[Saved data entries]
────

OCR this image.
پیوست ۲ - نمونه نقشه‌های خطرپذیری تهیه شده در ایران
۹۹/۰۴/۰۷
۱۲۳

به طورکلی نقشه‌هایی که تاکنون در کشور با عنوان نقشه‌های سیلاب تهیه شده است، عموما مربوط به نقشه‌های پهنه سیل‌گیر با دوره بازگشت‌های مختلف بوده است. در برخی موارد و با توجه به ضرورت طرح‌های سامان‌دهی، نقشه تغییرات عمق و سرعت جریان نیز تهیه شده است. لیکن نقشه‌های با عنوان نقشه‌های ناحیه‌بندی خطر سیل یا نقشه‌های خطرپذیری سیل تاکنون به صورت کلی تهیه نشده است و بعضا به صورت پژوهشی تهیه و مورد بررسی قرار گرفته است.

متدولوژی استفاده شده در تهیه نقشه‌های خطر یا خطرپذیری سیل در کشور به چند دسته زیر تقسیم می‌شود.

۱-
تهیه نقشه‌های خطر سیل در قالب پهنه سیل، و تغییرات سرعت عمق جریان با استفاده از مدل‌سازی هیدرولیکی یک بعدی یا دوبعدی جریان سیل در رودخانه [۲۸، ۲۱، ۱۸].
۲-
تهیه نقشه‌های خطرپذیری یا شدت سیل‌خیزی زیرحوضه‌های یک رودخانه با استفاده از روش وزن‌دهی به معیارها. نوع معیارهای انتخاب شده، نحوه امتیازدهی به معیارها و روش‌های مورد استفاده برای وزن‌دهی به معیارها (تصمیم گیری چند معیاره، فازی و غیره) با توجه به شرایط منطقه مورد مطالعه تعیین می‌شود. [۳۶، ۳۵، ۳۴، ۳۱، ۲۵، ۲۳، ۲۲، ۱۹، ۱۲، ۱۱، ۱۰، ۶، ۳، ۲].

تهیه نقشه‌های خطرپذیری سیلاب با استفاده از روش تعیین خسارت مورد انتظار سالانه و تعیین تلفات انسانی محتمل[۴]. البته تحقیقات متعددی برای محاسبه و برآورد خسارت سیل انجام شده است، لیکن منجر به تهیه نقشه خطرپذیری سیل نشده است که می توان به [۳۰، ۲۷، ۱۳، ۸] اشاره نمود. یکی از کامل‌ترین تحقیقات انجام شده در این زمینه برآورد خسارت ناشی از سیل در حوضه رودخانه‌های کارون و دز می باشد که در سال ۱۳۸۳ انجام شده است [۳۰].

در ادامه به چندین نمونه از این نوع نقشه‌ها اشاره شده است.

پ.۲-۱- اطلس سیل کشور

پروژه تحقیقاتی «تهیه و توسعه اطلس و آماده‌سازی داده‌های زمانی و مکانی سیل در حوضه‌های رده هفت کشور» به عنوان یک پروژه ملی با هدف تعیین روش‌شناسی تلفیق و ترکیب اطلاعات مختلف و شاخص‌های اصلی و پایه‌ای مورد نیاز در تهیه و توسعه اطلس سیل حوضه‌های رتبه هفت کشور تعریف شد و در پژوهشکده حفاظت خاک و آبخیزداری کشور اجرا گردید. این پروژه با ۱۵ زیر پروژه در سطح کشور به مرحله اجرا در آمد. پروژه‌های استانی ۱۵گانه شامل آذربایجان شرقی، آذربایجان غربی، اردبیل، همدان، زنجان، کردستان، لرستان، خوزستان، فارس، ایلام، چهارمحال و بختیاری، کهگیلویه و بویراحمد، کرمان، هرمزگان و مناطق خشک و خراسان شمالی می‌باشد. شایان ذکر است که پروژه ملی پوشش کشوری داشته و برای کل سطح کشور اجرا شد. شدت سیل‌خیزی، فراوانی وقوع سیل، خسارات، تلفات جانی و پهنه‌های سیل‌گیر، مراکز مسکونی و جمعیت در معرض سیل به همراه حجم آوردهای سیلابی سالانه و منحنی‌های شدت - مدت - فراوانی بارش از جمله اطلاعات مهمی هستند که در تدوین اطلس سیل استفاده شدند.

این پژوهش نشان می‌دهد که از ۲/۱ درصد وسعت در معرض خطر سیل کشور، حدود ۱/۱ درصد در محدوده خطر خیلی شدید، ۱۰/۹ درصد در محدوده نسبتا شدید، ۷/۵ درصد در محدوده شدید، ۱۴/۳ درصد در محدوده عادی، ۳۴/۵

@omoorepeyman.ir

────

▸ **EXERCISE**
Copy each line of the data above that holds "لیکن".

▸ **SOLUTION TO THE EXERCISE**
به طورکلی نقشه‌هایی که تاکنون در کشور با عنوان نقشه‌های سیلاب تهیه شده است، عموما مربوط به نقشه‌های پهنه سیل‌گیر با دوره بازگشت‌های مختلف بوده است. در برخی موارد و با توجه به ضرورت طرح‌های سامان‌دهی، نقشه تغییرات عمق و سرعت جریان نیز تهیه شده است. لیکن نقشه‌های با عنوان نقشه‌های ناحیه‌بندی خطر سیل یا نقشه‌های خطرپذیری سیل تاکنون به صورت کلی تهیه نشده است و بعضا به صورت پژوهشی تهیه و مورد بررسی قرار گرفته است.
تهیه نقشه‌های خطرپذیری سیلاب با استفاده از روش تعیین خسارت مورد انتظار سالانه و تعیین تلفات انسانی محتمل[۴]. البته تحقیقات متعددی برای محاسبه و برآورد خسارت سیل انجام شده است، لیکن منجر به تهیه نقشه خطرپذیری سیل نشده است که می توان به [۳۰، ۲۷، ۱۳، ۸] اشاره نمود. یکی از کامل‌ترین تحقیقات انجام شده در این زمینه برآورد خسارت ناشی از سیل در حوضه رودخانه‌های کارون و دز می باشد که در سال ۱۳۸۳ انجام شده است [۳۰].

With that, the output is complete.